WHAT IS ASKED:
Go through the data below. List every line that holds the word "JSON".

ITEMS:
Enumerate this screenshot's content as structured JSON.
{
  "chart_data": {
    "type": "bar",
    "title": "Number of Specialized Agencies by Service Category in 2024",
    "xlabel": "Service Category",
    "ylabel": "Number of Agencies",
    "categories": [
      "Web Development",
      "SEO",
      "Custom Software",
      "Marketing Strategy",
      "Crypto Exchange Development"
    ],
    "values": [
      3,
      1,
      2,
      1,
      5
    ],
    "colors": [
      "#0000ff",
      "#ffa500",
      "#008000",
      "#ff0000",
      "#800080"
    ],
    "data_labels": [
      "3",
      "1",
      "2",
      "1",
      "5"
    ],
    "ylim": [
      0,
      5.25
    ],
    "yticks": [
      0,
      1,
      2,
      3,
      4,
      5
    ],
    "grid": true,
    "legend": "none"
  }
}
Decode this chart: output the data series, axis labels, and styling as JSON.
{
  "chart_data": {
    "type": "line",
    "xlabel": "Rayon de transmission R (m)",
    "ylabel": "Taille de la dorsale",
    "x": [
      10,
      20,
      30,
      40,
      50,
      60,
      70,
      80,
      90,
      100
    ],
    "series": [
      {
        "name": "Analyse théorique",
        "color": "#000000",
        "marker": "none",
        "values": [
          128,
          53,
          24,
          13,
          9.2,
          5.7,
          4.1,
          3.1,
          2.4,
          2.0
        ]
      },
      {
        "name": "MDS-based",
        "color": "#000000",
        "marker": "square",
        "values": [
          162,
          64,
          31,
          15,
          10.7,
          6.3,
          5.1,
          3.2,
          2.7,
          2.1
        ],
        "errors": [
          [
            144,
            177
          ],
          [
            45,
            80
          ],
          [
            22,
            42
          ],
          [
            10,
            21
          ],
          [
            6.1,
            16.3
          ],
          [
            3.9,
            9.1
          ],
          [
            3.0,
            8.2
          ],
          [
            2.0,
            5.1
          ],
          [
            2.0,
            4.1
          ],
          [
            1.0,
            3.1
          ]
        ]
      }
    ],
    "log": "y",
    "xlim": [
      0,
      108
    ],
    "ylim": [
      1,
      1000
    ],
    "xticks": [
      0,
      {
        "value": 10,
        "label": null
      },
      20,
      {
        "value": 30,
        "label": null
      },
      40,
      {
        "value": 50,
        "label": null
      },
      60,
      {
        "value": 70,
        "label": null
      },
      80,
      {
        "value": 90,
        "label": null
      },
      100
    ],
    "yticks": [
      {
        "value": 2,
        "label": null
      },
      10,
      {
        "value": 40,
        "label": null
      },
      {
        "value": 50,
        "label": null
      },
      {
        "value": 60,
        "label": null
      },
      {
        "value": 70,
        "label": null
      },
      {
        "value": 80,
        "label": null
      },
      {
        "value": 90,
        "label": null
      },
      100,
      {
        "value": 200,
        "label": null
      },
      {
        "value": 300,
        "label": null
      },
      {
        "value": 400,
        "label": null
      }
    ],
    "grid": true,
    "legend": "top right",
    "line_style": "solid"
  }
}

TASK RESULT:
Enumerate this screenshot's content as structured JSON.
Decode this chart: output the data series, axis labels, and styling as JSON.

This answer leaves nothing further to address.